*What you need to do:* List each line of the data that holds the string "оттиск".

═════ Data provided

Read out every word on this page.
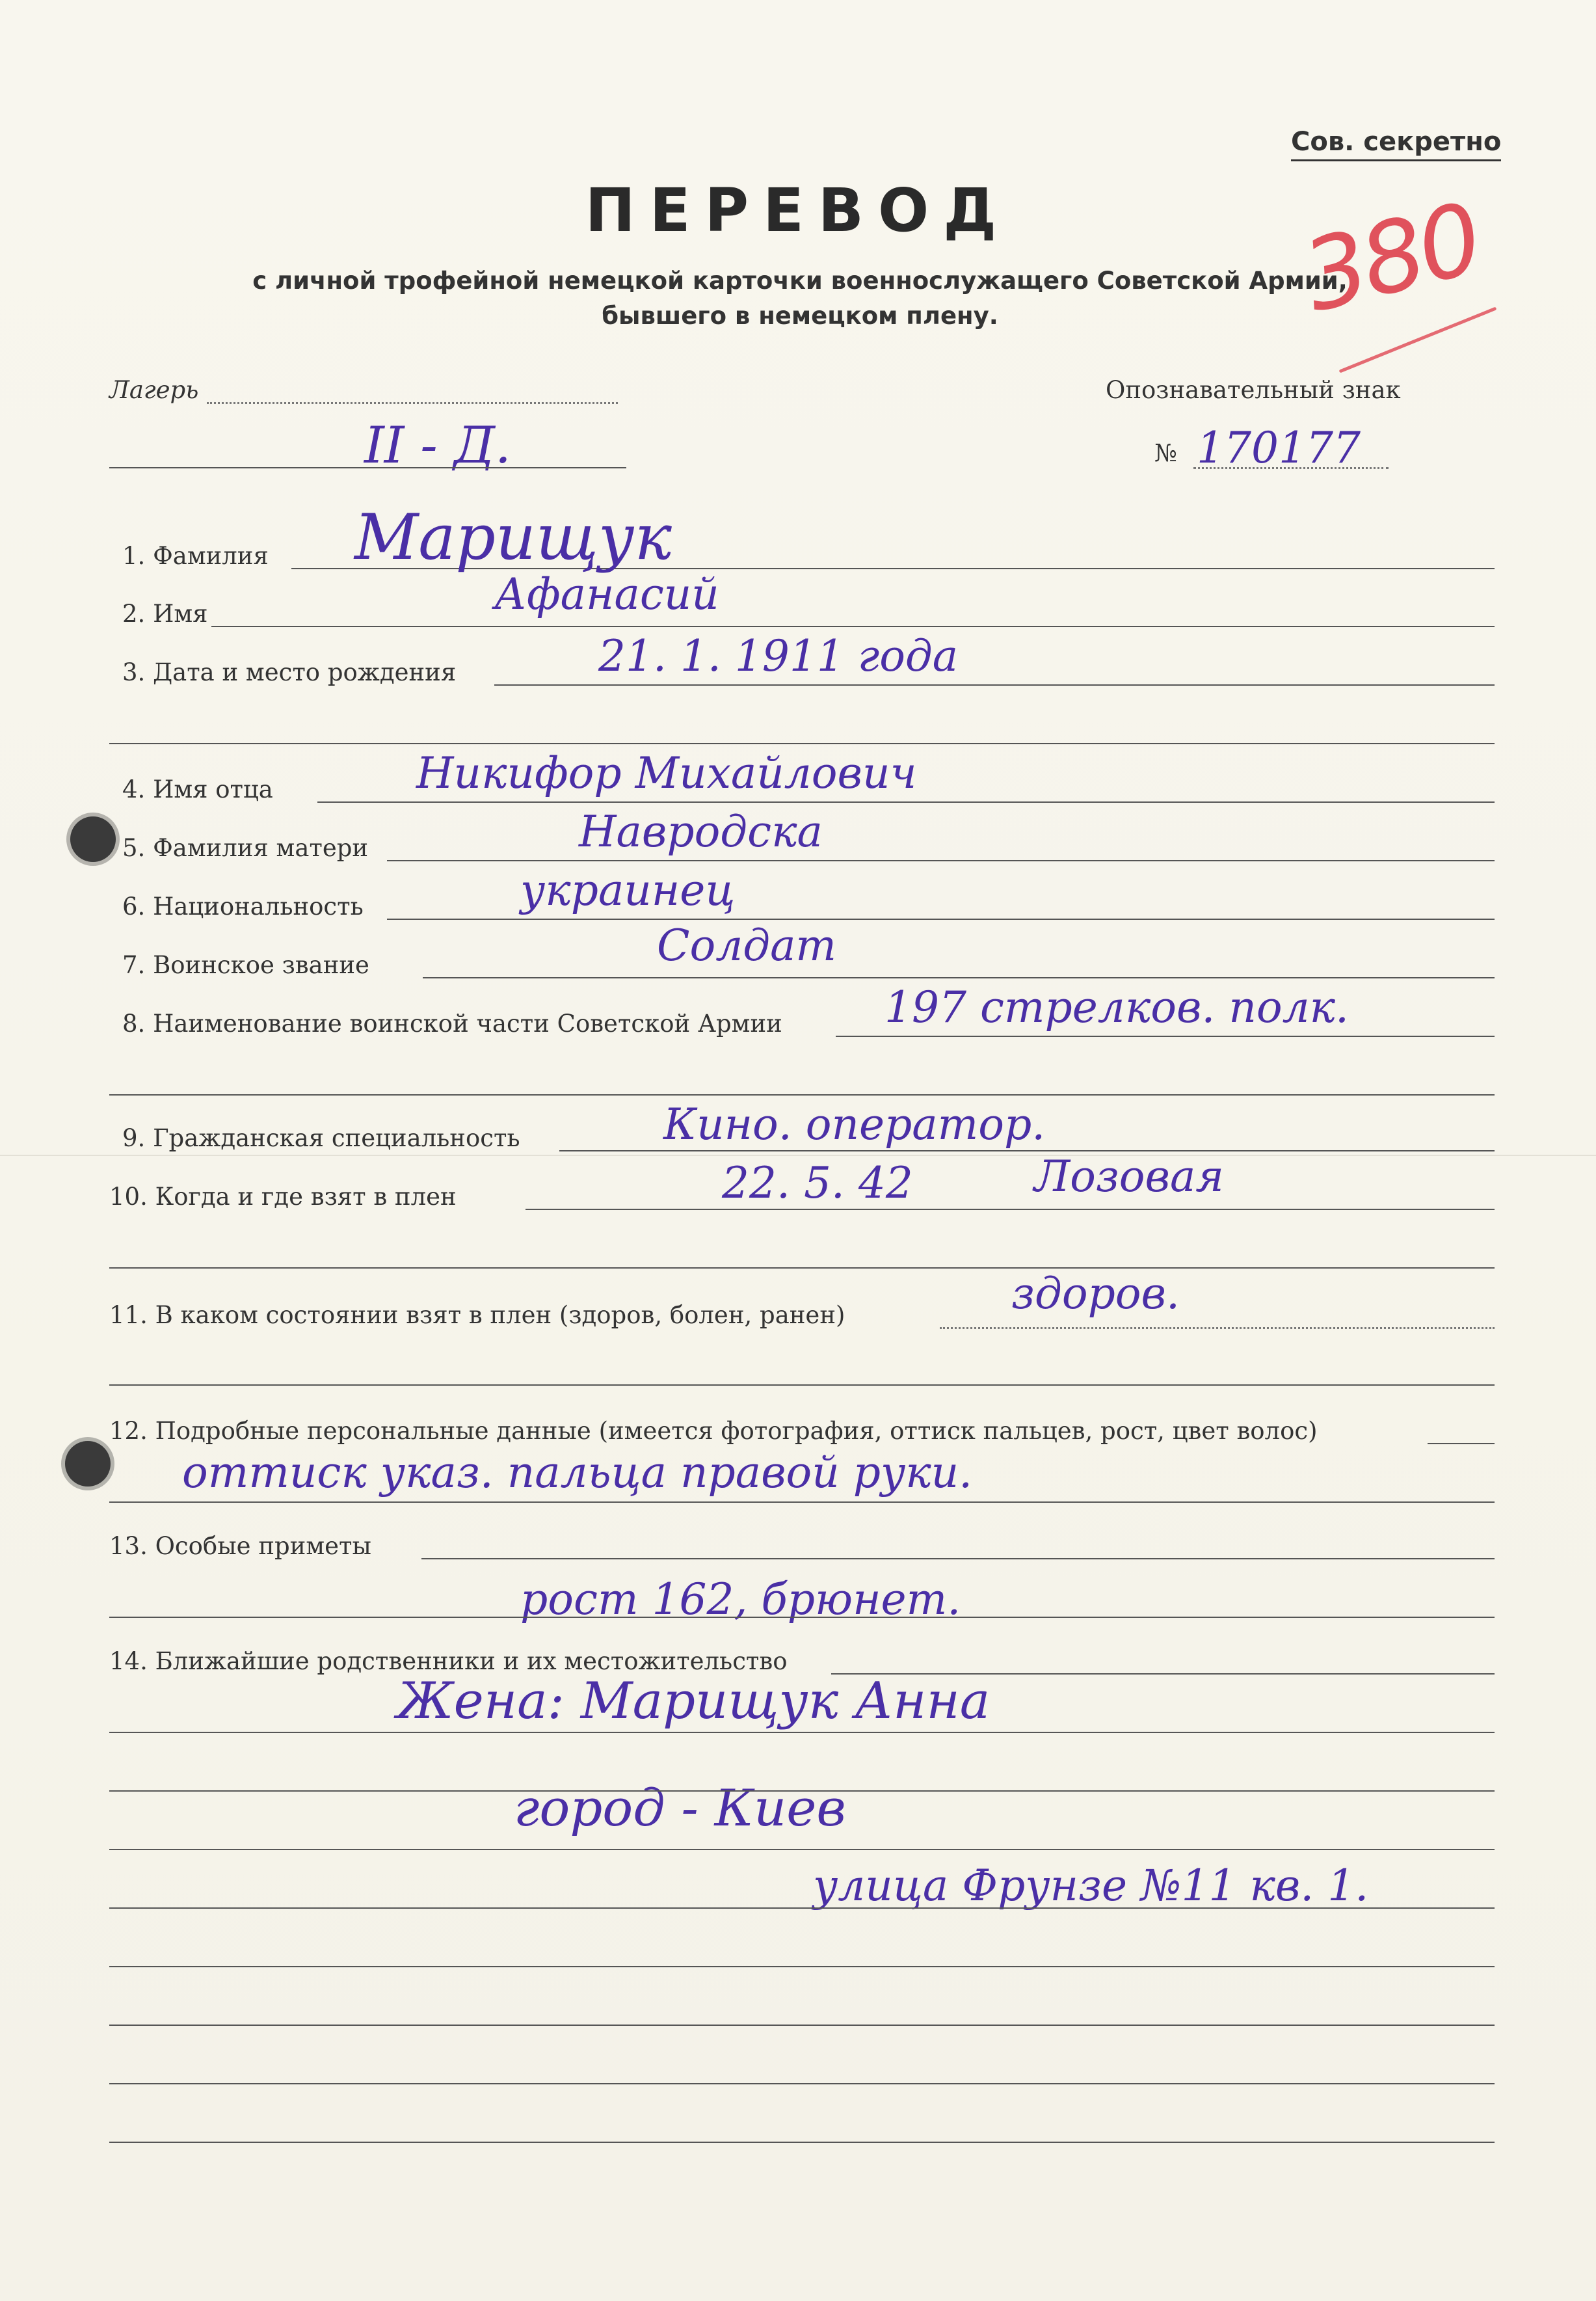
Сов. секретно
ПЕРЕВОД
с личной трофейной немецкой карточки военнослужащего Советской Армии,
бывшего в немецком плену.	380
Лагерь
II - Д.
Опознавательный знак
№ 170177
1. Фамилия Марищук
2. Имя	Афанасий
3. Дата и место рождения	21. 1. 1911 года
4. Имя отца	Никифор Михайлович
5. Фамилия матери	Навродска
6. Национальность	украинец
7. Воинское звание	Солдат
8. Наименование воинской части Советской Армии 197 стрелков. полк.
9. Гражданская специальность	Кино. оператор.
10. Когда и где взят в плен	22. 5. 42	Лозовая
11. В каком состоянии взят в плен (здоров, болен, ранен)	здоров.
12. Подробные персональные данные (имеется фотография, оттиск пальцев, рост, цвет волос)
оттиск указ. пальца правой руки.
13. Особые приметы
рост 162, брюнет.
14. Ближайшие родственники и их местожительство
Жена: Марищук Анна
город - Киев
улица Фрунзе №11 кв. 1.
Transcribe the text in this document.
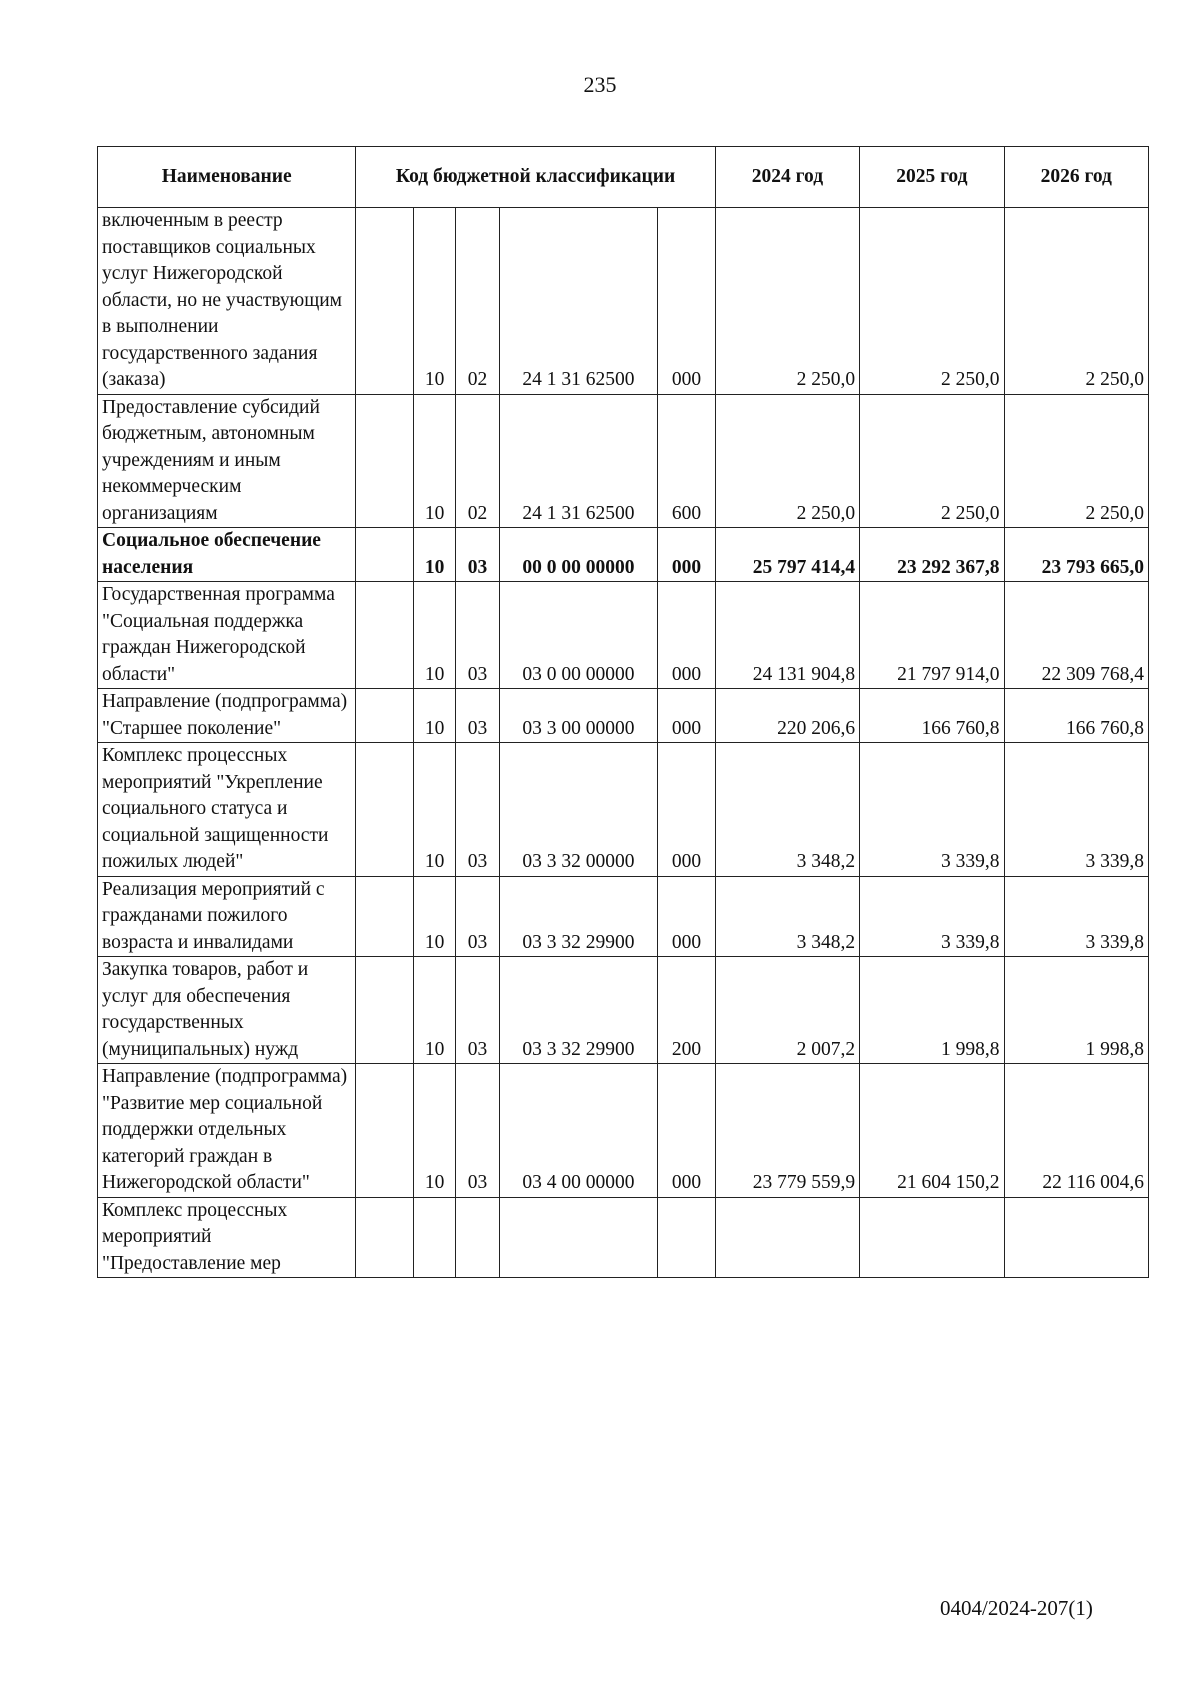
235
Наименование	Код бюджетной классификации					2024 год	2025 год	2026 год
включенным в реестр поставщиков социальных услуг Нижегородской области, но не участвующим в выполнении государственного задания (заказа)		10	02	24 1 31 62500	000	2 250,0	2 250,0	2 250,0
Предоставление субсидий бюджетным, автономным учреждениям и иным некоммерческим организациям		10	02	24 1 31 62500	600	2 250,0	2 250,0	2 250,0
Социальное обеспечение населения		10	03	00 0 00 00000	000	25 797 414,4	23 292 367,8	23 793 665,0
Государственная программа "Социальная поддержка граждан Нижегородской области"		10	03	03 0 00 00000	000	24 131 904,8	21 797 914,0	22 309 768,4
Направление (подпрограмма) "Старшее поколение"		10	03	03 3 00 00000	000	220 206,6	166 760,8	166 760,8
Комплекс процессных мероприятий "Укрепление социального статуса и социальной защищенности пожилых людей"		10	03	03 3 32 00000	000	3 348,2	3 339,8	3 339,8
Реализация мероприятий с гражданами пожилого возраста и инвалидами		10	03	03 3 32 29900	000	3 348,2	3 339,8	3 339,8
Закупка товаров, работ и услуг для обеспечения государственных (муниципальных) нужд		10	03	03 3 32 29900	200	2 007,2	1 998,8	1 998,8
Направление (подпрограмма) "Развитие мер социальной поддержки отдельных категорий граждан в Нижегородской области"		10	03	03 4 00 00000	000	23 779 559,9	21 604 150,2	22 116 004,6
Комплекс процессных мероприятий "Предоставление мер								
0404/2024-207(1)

══════════

*Exercise output:*
12. Подробные персональные данные (имеется фотография, оттиск пальцев, рост, цвет волос)
оттиск указ. пальца правой руки.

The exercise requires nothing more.